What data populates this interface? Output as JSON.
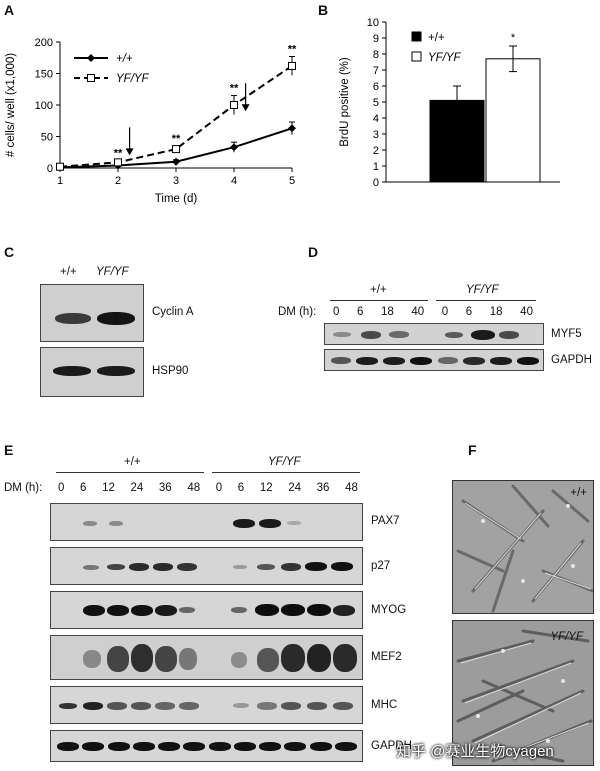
{
  "panels": [
    "A",
    "B",
    "C",
    "D",
    "E",
    "F"
  ],
  "panel_a": {
    "chart_data": {
      "type": "line",
      "xlabel": "Time (d)",
      "ylabel": "# cells/ well (x1,000)",
      "x": [
        1,
        2,
        3,
        4,
        5
      ],
      "xlim": [
        1,
        5
      ],
      "ylim": [
        0,
        200
      ],
      "x_ticks": [
        "1",
        "2",
        "3",
        "4",
        "5"
      ],
      "y_ticks": [
        "0",
        "50",
        "100",
        "150",
        "200"
      ],
      "legend_position": "top-left",
      "series": [
        {
          "name": "+/+",
          "marker": "filled-diamond",
          "style": "solid",
          "values": [
            1,
            4,
            10,
            33,
            63
          ],
          "errors": [
            1,
            2,
            3,
            8,
            10
          ]
        },
        {
          "name": "YF/YF",
          "marker": "open-square",
          "style": "dashed",
          "values": [
            2,
            9,
            30,
            100,
            162
          ],
          "errors": [
            2,
            3,
            5,
            15,
            15
          ]
        }
      ],
      "significance": [
        {
          "x": 2,
          "label": "**"
        },
        {
          "x": 3,
          "label": "**"
        },
        {
          "x": 4,
          "label": "**"
        },
        {
          "x": 5,
          "label": "**"
        }
      ],
      "arrows_at_x": [
        2.2,
        4.2
      ]
    }
  },
  "panel_b": {
    "chart_data": {
      "type": "bar",
      "ylabel": "BrdU positive (%)",
      "categories": [
        "+/+",
        "YF/YF"
      ],
      "values": [
        5.1,
        7.7
      ],
      "errors": [
        0.9,
        0.8
      ],
      "colors": [
        "#000000",
        "#ffffff"
      ],
      "ylim": [
        0,
        10
      ],
      "y_ticks": [
        "0",
        "1",
        "2",
        "3",
        "4",
        "5",
        "6",
        "7",
        "8",
        "9",
        "10"
      ],
      "legend_position": "top-left",
      "significance": [
        {
          "category": "YF/YF",
          "label": "*"
        }
      ]
    }
  },
  "panel_c": {
    "headers": [
      "+/+",
      "YF/YF"
    ],
    "rows": [
      "Cyclin A",
      "HSP90"
    ]
  },
  "panel_d": {
    "groups": [
      "+/+",
      "YF/YF"
    ],
    "dm_label": "DM (h):",
    "times": [
      "0",
      "6",
      "18",
      "40",
      "0",
      "6",
      "18",
      "40"
    ],
    "rows": [
      "MYF5",
      "GAPDH"
    ]
  },
  "panel_e": {
    "groups": [
      "+/+",
      "YF/YF"
    ],
    "dm_label": "DM (h):",
    "times": [
      "0",
      "6",
      "12",
      "24",
      "36",
      "48",
      "0",
      "6",
      "12",
      "24",
      "36",
      "48"
    ],
    "rows": [
      "PAX7",
      "p27",
      "MYOG",
      "MEF2",
      "MHC",
      "GAPDH"
    ]
  },
  "panel_f": {
    "labels": [
      "+/+",
      "YF/YF"
    ]
  },
  "watermark": "知乎 @赛业生物cyagen"
}
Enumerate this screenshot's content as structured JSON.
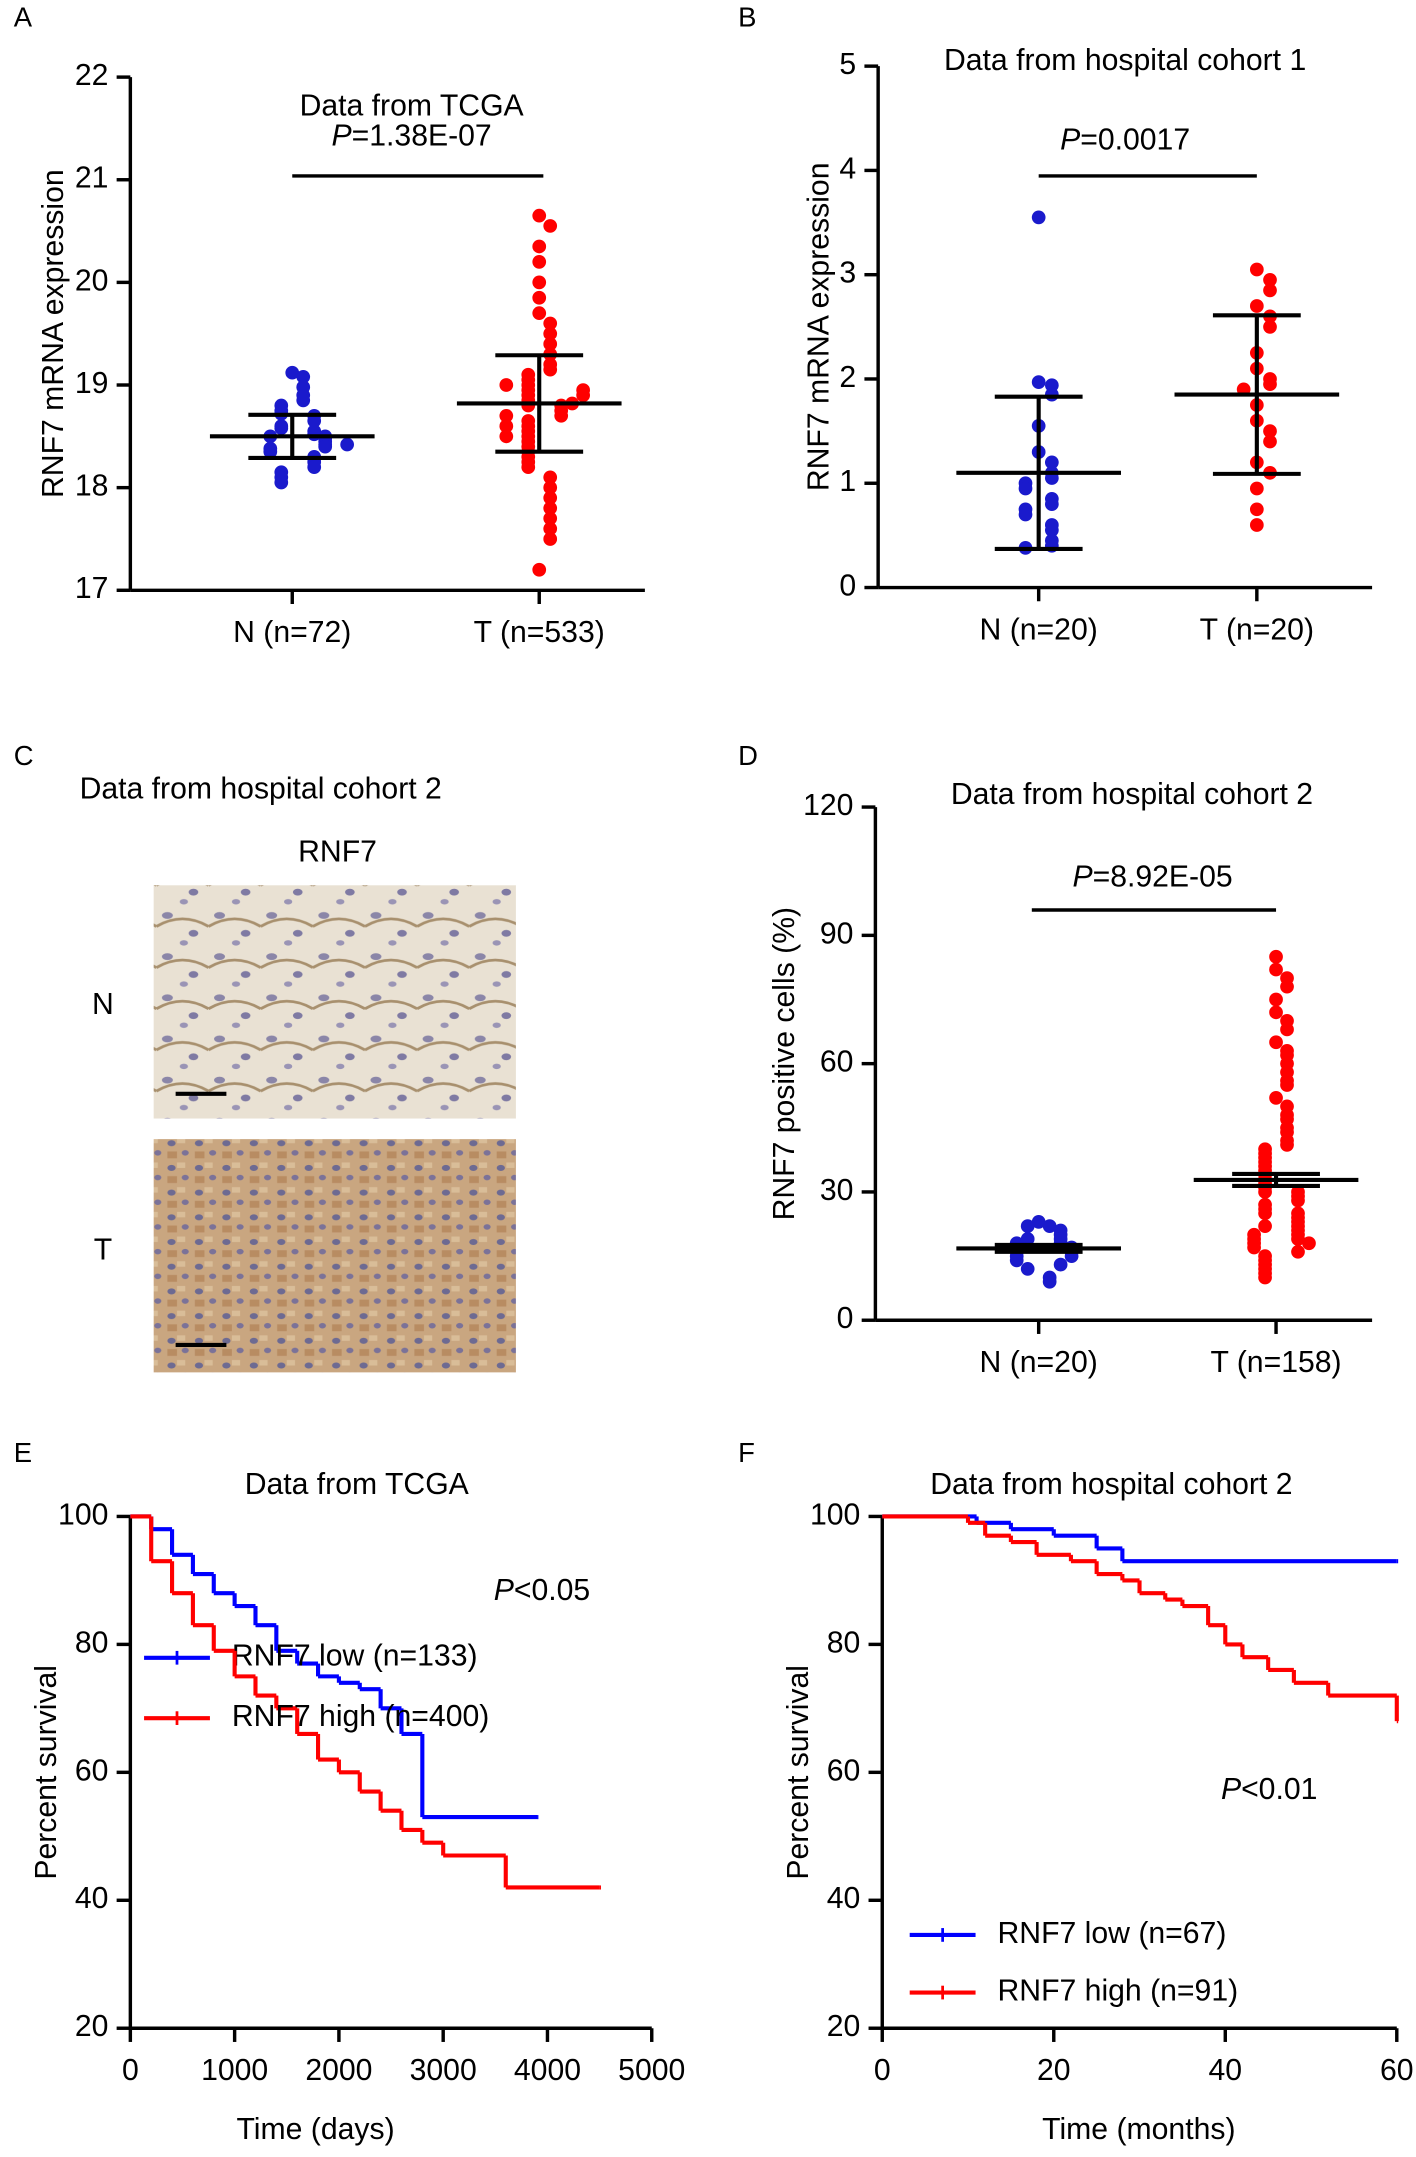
{
  "panel_labels": [
    "A",
    "B",
    "C",
    "D",
    "E",
    "F"
  ],
  "image_panel": {
    "title": "Data from hospital cohort 2",
    "stain": "RNF7",
    "rows": [
      "N",
      "T"
    ]
  },
  "chart_data": [
    {
      "type": "dot",
      "title": "Data from TCGA",
      "ylabel": "RNF7 mRNA expression",
      "p_prefix": "P",
      "p_text": "=1.38E-07",
      "categories": [
        "N (n=72)",
        "T (n=533)"
      ],
      "colors": [
        "#1a1acc",
        "#ff0000"
      ],
      "values": [
        [
          19.12,
          19.08,
          18.98,
          18.9,
          18.85,
          18.8,
          18.75,
          18.72,
          18.7,
          18.65,
          18.6,
          18.58,
          18.55,
          18.52,
          18.5,
          18.5,
          18.48,
          18.45,
          18.42,
          18.4,
          18.38,
          18.35,
          18.3,
          18.28,
          18.25,
          18.2,
          18.15,
          18.1,
          18.05,
          18.42
        ],
        [
          20.65,
          20.55,
          20.35,
          20.2,
          20.0,
          19.85,
          19.7,
          19.6,
          19.5,
          19.4,
          19.3,
          19.2,
          19.15,
          19.1,
          19.05,
          19.0,
          18.95,
          18.9,
          18.85,
          18.8,
          18.8,
          18.75,
          18.7,
          18.65,
          18.6,
          18.55,
          18.5,
          18.45,
          18.4,
          18.35,
          18.3,
          18.25,
          18.2,
          18.1,
          18.0,
          17.9,
          17.8,
          17.7,
          17.6,
          17.5,
          17.2,
          18.82,
          18.9,
          18.7,
          18.6,
          19.0,
          18.5,
          18.95
        ]
      ],
      "means": [
        18.5,
        18.82
      ],
      "sds": [
        0.21,
        0.47
      ],
      "ylim": [
        17,
        22
      ],
      "yticks": [
        17,
        18,
        19,
        20,
        21,
        22
      ]
    },
    {
      "type": "dot",
      "title": "Data from hospital cohort 1",
      "ylabel": "RNF7 mRNA expression",
      "p_prefix": "P",
      "p_text": "=0.0017",
      "categories": [
        "N (n=20)",
        "T (n=20)"
      ],
      "colors": [
        "#1a1acc",
        "#ff0000"
      ],
      "values": [
        [
          3.55,
          1.97,
          1.94,
          1.85,
          1.55,
          1.3,
          1.2,
          1.1,
          1.05,
          1.0,
          0.95,
          0.85,
          0.8,
          0.75,
          0.7,
          0.6,
          0.55,
          0.45,
          0.4,
          0.38
        ],
        [
          3.05,
          2.95,
          2.85,
          2.7,
          2.6,
          2.5,
          2.25,
          2.1,
          2.0,
          1.95,
          1.9,
          1.75,
          1.6,
          1.5,
          1.4,
          1.2,
          1.1,
          0.95,
          0.75,
          0.6
        ]
      ],
      "means": [
        1.1,
        1.85
      ],
      "sds": [
        0.73,
        0.76
      ],
      "ylim": [
        0,
        5
      ],
      "yticks": [
        0,
        1,
        2,
        3,
        4,
        5
      ]
    },
    {
      "type": "dot",
      "title": "Data from hospital cohort 2",
      "ylabel": "RNF7 positive cells (%)",
      "p_prefix": "P",
      "p_text": "=8.92E-05",
      "categories": [
        "N (n=20)",
        "T (n=158)"
      ],
      "colors": [
        "#1a1acc",
        "#ff0000"
      ],
      "values": [
        [
          23,
          22,
          22,
          21,
          20,
          19,
          19,
          18,
          18,
          17,
          17,
          16,
          16,
          15,
          15,
          14,
          13,
          12,
          10,
          9
        ],
        [
          85,
          82,
          80,
          78,
          75,
          72,
          70,
          68,
          65,
          63,
          62,
          60,
          58,
          56,
          55,
          52,
          50,
          48,
          47,
          45,
          44,
          42,
          41,
          40,
          39,
          38,
          37,
          36,
          35,
          34,
          33,
          32,
          31,
          30,
          30,
          29,
          28,
          27,
          26,
          25,
          25,
          24,
          23,
          22,
          22,
          21,
          20,
          20,
          19,
          19,
          18,
          18,
          17,
          16,
          15,
          14,
          13,
          12,
          11,
          10
        ]
      ],
      "means": [
        16.8,
        32.8
      ],
      "sds": [
        0.8,
        1.4
      ],
      "ylim": [
        0,
        120
      ],
      "yticks": [
        0,
        30,
        60,
        90,
        120
      ]
    },
    {
      "type": "survival",
      "title": "Data from TCGA",
      "ylabel": "Percent survival",
      "xlabel": "Time (days)",
      "p_prefix": "P",
      "p_text": "<0.05",
      "series": [
        {
          "name": "RNF7 low (n=133)",
          "color": "#0000ff",
          "x": [
            0,
            200,
            400,
            600,
            800,
            1000,
            1200,
            1400,
            1600,
            1800,
            2000,
            2200,
            2400,
            2600,
            2800,
            3900
          ],
          "values": [
            100,
            98,
            94,
            91,
            88,
            86,
            83,
            79,
            77,
            75,
            74,
            73,
            70,
            66,
            53,
            53
          ]
        },
        {
          "name": "RNF7 high (n=400)",
          "color": "#ff0000",
          "x": [
            0,
            200,
            400,
            600,
            800,
            1000,
            1200,
            1400,
            1600,
            1800,
            2000,
            2200,
            2400,
            2600,
            2800,
            3000,
            3600,
            4500
          ],
          "values": [
            100,
            93,
            88,
            83,
            79,
            75,
            72,
            70,
            66,
            62,
            60,
            57,
            54,
            51,
            49,
            47,
            42,
            42
          ]
        }
      ],
      "xlim": [
        0,
        5000
      ],
      "xticks": [
        0,
        1000,
        2000,
        3000,
        4000,
        5000
      ],
      "ylim": [
        20,
        100
      ],
      "yticks": [
        20,
        40,
        60,
        80,
        100
      ]
    },
    {
      "type": "survival",
      "title": "Data from hospital cohort 2",
      "ylabel": "Percent survival",
      "xlabel": "Time (months)",
      "p_prefix": "P",
      "p_text": "<0.01",
      "series": [
        {
          "name": "RNF7 low (n=67)",
          "color": "#0000ff",
          "x": [
            0,
            11,
            15,
            20,
            25,
            28,
            60
          ],
          "values": [
            100,
            99,
            98,
            97,
            95,
            93,
            93
          ]
        },
        {
          "name": "RNF7 high (n=91)",
          "color": "#ff0000",
          "x": [
            0,
            10,
            12,
            15,
            18,
            22,
            25,
            28,
            30,
            33,
            35,
            38,
            40,
            42,
            45,
            48,
            52,
            60
          ],
          "values": [
            100,
            99,
            97,
            96,
            94,
            93,
            91,
            90,
            88,
            87,
            86,
            83,
            80,
            78,
            76,
            74,
            72,
            68
          ]
        }
      ],
      "xlim": [
        0,
        60
      ],
      "xticks": [
        0,
        20,
        40,
        60
      ],
      "ylim": [
        20,
        100
      ],
      "yticks": [
        20,
        40,
        60,
        80,
        100
      ]
    }
  ]
}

What the exercise asks: Go through the material above and copy each line that holds the string "high".

Answer to this exercise:
          "name": "RNF7 high (n=400)",
          "name": "RNF7 high (n=91)",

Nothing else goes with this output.